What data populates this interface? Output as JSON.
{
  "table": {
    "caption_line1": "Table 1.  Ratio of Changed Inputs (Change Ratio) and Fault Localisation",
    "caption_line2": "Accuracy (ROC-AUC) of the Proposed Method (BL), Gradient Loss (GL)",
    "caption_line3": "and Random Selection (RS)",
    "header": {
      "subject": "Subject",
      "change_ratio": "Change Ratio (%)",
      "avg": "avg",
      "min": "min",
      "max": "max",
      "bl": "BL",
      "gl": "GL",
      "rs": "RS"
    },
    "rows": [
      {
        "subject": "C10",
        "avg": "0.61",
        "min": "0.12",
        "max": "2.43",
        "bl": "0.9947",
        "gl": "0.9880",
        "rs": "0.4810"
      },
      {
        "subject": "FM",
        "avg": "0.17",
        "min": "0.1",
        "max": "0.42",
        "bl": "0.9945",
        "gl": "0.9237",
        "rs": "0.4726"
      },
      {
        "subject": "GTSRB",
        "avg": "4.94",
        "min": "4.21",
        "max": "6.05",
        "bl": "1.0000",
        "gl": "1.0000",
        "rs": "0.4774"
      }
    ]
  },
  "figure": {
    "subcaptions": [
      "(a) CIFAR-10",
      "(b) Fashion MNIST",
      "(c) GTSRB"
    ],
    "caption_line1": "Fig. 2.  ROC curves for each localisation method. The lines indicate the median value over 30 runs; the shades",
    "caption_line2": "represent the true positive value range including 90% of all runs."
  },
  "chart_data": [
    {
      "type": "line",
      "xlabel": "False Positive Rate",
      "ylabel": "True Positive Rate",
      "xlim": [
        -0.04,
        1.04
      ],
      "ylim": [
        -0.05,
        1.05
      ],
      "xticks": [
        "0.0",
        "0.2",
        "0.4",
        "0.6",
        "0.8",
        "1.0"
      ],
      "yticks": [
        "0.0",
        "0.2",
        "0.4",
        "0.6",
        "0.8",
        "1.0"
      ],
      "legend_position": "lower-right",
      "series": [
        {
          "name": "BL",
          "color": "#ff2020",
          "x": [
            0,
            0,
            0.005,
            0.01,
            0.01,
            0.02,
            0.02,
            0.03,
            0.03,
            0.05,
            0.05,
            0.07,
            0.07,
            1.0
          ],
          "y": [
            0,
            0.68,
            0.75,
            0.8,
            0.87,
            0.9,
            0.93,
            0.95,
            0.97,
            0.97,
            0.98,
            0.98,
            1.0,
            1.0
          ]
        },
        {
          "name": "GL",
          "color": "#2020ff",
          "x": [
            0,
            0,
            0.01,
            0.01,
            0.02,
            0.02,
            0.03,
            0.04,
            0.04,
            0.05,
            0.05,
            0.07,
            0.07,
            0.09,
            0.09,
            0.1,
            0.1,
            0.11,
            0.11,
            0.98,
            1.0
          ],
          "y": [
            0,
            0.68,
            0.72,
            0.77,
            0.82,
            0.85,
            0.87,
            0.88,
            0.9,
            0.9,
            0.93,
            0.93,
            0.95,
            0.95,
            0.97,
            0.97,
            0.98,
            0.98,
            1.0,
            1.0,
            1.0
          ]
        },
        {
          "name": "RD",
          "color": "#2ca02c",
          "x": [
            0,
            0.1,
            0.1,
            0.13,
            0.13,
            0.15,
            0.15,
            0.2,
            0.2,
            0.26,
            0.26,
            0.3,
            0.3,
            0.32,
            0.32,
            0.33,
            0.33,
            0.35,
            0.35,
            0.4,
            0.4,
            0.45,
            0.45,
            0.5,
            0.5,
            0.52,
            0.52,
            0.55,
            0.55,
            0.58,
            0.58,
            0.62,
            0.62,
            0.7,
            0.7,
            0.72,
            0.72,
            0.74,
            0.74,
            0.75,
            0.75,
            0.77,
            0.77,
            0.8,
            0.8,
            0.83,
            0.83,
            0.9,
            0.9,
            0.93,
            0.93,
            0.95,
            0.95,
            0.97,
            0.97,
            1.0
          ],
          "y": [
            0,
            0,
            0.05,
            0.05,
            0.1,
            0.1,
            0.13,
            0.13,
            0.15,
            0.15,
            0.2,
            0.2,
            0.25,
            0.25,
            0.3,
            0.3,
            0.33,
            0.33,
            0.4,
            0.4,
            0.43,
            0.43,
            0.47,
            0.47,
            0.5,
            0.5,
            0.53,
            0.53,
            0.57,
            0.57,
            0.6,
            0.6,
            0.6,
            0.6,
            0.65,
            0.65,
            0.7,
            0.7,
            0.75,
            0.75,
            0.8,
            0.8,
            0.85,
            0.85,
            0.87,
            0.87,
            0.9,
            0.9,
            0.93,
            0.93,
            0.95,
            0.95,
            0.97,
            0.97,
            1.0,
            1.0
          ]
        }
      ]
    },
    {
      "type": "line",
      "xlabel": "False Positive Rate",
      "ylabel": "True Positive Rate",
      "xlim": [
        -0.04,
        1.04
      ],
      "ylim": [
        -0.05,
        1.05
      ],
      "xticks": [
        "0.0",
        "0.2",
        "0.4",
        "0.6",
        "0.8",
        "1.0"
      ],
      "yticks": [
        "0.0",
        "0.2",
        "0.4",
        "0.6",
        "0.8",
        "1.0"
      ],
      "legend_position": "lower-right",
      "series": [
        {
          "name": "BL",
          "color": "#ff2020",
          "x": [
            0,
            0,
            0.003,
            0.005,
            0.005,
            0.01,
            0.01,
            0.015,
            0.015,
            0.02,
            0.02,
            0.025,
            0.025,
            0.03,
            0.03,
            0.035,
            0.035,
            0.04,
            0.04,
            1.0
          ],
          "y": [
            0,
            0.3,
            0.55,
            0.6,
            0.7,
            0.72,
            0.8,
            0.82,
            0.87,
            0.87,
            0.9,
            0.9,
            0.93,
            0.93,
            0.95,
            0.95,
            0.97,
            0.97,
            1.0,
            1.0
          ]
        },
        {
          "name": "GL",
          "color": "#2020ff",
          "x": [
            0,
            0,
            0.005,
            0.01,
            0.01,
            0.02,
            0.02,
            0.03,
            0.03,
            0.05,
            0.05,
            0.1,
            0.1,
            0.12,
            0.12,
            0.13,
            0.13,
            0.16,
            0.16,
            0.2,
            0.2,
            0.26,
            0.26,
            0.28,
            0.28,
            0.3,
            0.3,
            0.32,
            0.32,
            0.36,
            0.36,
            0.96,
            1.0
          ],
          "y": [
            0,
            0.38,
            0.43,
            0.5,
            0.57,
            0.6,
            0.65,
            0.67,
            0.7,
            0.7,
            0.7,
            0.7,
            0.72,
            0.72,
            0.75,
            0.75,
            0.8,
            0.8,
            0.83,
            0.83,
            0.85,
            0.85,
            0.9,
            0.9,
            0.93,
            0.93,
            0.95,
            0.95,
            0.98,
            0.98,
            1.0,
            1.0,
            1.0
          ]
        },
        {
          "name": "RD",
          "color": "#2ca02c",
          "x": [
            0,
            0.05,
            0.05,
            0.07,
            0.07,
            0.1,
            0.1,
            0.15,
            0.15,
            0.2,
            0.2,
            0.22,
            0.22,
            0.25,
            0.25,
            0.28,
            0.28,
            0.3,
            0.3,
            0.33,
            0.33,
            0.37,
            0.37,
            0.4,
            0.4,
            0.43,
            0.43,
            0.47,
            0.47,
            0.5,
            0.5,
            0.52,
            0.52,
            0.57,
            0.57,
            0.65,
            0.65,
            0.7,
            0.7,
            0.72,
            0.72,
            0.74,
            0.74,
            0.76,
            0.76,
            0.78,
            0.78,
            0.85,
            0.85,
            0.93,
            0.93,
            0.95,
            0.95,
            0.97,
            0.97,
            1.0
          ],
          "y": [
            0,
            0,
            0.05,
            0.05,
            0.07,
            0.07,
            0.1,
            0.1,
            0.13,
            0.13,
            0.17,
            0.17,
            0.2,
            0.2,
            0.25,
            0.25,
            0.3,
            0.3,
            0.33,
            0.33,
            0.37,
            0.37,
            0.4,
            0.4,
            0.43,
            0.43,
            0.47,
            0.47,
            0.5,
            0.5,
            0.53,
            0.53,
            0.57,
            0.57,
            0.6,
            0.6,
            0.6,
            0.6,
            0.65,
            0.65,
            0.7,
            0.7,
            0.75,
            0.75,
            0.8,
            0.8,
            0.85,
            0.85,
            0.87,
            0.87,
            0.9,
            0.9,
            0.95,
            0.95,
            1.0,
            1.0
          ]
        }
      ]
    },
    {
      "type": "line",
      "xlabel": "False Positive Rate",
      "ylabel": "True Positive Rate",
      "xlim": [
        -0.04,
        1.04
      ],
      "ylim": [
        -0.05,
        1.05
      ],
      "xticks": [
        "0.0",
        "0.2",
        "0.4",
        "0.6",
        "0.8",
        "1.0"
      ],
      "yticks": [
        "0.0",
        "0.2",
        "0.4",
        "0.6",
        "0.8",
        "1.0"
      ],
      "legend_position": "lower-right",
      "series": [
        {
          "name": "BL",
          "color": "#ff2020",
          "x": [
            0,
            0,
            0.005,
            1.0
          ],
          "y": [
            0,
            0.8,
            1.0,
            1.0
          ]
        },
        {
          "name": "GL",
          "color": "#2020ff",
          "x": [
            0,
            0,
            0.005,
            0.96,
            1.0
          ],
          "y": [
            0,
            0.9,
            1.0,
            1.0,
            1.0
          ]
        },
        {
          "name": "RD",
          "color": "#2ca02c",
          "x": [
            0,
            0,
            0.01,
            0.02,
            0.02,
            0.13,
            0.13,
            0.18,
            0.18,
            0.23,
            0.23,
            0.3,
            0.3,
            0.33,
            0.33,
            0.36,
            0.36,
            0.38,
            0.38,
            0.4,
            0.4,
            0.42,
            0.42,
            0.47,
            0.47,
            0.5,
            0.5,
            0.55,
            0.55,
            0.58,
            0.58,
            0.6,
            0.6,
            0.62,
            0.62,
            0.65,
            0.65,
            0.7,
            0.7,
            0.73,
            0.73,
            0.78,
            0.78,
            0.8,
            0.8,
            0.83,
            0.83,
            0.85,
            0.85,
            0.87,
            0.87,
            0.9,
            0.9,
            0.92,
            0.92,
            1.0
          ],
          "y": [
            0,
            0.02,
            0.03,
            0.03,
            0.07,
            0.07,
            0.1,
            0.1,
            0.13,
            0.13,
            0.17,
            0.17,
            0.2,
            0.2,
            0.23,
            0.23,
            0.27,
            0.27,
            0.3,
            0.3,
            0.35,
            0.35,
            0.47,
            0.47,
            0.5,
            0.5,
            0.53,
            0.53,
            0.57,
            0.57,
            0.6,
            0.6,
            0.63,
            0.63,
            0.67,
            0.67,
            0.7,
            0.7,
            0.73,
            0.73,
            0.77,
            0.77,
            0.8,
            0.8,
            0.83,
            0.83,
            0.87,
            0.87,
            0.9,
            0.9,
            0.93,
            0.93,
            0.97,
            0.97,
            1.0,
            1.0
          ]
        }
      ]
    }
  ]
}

* * *

▶ _WRITTEN PROBLEM_: Where a line of the entries contains the word "Ratio", copy that line.

▶ _WORKED SOLUTION_:
    "caption_line1": "Table 1.  Ratio of Changed Inputs (Change Ratio) and Fault Localisation",
      "change_ratio": "Change Ratio (%)",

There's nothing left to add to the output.